Records for processing:
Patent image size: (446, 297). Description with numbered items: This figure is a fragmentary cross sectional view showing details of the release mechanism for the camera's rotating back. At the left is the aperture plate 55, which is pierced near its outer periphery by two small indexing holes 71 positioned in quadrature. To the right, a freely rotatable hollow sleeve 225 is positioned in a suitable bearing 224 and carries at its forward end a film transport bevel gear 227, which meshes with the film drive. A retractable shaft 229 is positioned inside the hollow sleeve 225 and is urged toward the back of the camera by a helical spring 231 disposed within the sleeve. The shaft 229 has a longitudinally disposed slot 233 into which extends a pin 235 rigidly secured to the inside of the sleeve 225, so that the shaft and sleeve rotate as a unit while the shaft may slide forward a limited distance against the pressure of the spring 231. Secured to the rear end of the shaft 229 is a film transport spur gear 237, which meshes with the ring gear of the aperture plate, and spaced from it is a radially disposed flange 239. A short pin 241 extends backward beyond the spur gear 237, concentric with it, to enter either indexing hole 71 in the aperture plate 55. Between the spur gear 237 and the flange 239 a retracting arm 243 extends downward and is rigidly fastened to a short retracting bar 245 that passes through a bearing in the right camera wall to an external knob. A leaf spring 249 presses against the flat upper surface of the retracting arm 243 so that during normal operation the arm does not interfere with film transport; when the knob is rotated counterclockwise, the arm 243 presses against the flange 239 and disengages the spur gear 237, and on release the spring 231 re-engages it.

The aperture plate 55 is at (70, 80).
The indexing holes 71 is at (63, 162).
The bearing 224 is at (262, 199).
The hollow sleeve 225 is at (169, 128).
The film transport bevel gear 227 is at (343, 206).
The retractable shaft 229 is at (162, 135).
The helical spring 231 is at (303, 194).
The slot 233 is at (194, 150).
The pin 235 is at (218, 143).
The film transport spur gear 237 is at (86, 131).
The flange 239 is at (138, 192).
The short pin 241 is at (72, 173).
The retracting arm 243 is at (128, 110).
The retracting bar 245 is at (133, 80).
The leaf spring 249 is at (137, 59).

Challenge:
Give the records above again, switching "release mechanism" to "latch mechanism" and leaving everything else unchanged.

Solved exercise:
Patent image size: (446, 297). Description with numbered items: This figure is a fragmentary cross sectional view showing details of the latch mechanism for the camera's rotating back. At the left is the aperture plate 55, which is pierced near its outer periphery by two small indexing holes 71 positioned in quadrature. To the right, a freely rotatable hollow sleeve 225 is positioned in a suitable bearing 224 and carries at its forward end a film transport bevel gear 227, which meshes with the film drive. A retractable shaft 229 is positioned inside the hollow sleeve 225 and is urged toward the back of the camera by a helical spring 231 disposed within the sleeve. The shaft 229 has a longitudinally disposed slot 233 into which extends a pin 235 rigidly secured to the inside of the sleeve 225, so that the shaft and sleeve rotate as a unit while the shaft may slide forward a limited distance against the pressure of the spring 231. Secured to the rear end of the shaft 229 is a film transport spur gear 237, which meshes with the ring gear of the aperture plate, and spaced from it is a radially disposed flange 239. A short pin 241 extends backward beyond the spur gear 237, concentric with it, to enter either indexing hole 71 in the aperture plate 55. Between the spur gear 237 and the flange 239 a retracting arm 243 extends downward and is rigidly fastened to a short retracting bar 245 that passes through a bearing in the right camera wall to an external knob. A leaf spring 249 presses against the flat upper surface of the retracting arm 243 so that during normal operation the arm does not interfere with film transport; when the knob is rotated counterclockwise, the arm 243 presses against the flange 239 and disengages the spur gear 237, and on release the spring 231 re-engages it.

The aperture plate 55 is at (70, 80).
The indexing holes 71 is at (63, 162).
The bearing 224 is at (262, 199).
The hollow sleeve 225 is at (169, 128).
The film transport bevel gear 227 is at (343, 206).
The retractable shaft 229 is at (162, 135).
The helical spring 231 is at (303, 194).
The slot 233 is at (194, 150).
The pin 235 is at (218, 143).
The film transport spur gear 237 is at (86, 131).
The flange 239 is at (138, 192).
The short pin 241 is at (72, 173).
The retracting arm 243 is at (128, 110).
The retracting bar 245 is at (133, 80).
The leaf spring 249 is at (137, 59).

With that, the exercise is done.